-- Request --
Find the lines that contain the word "JSON" and copy each one.

#### Listed records

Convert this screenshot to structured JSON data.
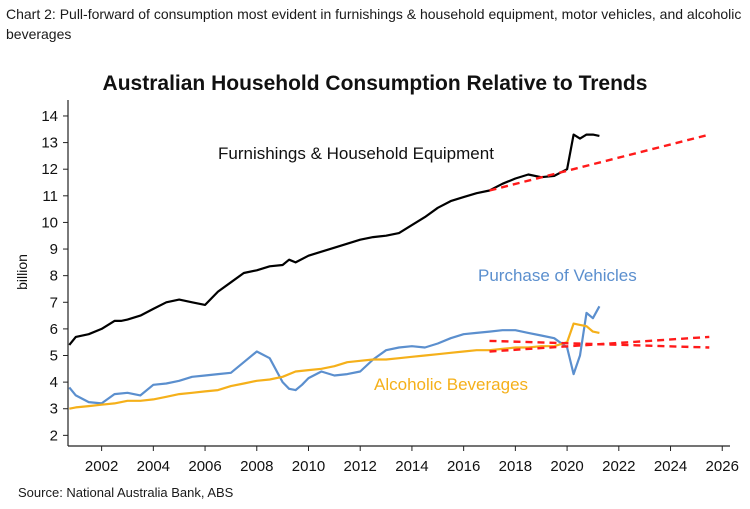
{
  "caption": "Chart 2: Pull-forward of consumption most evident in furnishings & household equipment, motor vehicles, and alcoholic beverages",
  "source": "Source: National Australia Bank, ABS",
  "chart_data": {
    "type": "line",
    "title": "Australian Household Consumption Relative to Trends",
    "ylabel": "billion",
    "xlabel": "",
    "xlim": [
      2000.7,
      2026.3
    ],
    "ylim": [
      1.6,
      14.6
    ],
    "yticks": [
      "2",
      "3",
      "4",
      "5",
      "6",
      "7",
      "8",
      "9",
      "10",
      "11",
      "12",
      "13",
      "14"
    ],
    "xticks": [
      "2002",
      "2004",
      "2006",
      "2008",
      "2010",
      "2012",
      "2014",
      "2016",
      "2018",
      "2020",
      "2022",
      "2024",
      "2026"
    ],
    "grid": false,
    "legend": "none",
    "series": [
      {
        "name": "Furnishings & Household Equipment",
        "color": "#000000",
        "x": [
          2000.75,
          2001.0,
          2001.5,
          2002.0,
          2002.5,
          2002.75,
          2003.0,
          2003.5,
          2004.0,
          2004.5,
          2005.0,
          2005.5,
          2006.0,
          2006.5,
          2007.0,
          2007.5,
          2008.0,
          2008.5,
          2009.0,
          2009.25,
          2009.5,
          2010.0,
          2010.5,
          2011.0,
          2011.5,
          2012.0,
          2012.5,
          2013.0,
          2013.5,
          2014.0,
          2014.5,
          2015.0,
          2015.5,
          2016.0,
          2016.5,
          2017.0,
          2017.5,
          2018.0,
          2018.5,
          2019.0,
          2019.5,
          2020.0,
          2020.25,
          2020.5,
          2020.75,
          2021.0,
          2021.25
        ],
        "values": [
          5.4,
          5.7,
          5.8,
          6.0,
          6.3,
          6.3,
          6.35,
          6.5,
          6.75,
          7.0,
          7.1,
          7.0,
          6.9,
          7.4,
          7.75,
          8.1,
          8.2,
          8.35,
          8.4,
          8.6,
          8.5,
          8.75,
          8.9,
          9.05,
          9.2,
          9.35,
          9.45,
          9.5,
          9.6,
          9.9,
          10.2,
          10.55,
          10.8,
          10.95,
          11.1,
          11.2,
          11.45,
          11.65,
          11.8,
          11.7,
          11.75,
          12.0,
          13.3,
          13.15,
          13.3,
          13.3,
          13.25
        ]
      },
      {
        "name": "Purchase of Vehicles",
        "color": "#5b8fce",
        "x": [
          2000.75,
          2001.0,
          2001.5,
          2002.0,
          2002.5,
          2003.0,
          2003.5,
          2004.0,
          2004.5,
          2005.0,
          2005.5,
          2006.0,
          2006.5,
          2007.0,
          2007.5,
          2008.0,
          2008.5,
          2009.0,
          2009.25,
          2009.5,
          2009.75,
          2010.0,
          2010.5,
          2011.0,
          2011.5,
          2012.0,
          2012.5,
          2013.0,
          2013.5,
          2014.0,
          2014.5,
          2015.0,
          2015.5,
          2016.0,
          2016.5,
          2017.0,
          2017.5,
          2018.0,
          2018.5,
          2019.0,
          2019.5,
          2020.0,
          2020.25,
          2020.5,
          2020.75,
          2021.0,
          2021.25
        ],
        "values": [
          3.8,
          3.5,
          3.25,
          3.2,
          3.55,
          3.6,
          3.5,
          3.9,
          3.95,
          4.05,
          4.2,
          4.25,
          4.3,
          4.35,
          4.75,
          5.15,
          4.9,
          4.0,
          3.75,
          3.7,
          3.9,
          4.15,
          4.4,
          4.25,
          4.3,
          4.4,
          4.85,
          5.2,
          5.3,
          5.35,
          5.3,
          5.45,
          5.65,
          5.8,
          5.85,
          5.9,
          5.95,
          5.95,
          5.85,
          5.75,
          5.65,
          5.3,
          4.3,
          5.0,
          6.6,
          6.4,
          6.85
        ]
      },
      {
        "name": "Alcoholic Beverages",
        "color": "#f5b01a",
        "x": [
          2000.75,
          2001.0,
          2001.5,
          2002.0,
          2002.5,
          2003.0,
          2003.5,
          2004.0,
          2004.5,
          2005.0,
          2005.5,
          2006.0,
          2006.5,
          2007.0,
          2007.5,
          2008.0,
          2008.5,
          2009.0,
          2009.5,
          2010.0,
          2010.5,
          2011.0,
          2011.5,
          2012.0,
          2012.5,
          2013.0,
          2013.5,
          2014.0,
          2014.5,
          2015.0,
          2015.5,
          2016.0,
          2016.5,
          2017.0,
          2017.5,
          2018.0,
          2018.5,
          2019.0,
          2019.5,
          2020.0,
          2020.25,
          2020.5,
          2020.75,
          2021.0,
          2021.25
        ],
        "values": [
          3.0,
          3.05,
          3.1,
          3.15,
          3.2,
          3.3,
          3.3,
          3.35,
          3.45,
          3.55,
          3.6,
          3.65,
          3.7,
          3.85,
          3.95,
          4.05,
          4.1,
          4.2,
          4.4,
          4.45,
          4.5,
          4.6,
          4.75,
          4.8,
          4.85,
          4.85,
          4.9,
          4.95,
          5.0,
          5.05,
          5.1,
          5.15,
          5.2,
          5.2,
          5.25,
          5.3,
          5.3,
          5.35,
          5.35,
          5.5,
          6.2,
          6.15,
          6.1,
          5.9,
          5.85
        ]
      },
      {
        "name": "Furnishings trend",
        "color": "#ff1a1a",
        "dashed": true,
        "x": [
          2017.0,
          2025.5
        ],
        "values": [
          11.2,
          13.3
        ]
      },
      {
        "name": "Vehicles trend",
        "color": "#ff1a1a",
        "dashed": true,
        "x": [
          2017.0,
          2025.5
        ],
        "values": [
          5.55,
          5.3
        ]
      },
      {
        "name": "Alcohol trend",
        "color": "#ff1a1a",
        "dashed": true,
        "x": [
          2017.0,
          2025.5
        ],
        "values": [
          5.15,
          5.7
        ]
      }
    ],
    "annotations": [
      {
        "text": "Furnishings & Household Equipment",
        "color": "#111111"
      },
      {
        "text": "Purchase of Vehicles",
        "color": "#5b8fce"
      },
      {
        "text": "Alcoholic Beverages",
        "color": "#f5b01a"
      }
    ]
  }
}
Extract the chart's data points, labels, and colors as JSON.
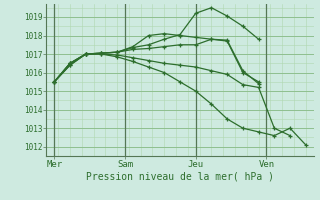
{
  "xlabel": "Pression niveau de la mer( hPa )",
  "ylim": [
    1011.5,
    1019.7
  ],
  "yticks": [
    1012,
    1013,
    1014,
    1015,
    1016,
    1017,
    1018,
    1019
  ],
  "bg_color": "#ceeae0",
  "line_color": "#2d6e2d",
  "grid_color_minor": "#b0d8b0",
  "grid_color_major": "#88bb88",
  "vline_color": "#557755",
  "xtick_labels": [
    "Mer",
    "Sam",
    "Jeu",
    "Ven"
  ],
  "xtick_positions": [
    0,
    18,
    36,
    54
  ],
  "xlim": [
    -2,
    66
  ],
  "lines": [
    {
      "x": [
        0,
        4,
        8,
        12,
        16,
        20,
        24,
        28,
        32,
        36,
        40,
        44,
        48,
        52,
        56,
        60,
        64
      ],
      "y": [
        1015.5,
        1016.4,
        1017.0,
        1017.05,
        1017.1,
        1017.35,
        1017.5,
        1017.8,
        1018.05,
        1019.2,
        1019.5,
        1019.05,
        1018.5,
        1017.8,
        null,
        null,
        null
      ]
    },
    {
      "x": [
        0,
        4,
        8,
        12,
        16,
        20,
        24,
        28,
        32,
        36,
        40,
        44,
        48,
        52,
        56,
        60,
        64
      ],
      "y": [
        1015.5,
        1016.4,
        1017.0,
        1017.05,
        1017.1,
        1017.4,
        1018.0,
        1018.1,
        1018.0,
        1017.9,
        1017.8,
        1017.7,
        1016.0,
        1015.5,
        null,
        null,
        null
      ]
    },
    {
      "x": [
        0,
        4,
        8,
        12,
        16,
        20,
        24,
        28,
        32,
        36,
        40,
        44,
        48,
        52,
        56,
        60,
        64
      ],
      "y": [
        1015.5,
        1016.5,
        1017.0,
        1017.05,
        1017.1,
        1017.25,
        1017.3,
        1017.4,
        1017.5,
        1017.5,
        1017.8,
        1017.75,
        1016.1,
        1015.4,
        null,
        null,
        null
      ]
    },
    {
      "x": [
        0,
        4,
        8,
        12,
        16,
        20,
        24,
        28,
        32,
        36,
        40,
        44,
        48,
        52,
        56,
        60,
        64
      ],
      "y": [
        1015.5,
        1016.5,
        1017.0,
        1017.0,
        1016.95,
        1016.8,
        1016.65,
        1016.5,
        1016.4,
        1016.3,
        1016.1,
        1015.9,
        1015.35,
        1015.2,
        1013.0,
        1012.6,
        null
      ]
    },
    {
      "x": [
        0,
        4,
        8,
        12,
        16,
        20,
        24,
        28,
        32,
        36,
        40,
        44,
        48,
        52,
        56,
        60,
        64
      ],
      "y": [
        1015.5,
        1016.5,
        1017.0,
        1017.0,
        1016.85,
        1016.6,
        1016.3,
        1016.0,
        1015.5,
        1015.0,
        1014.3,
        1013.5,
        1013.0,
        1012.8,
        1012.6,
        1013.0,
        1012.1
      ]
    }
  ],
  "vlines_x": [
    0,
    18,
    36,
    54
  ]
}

########

-- Solved exercise --
Convert this screenshot to structured JSON data.
Extract the chart's data points, labels, and colors as JSON.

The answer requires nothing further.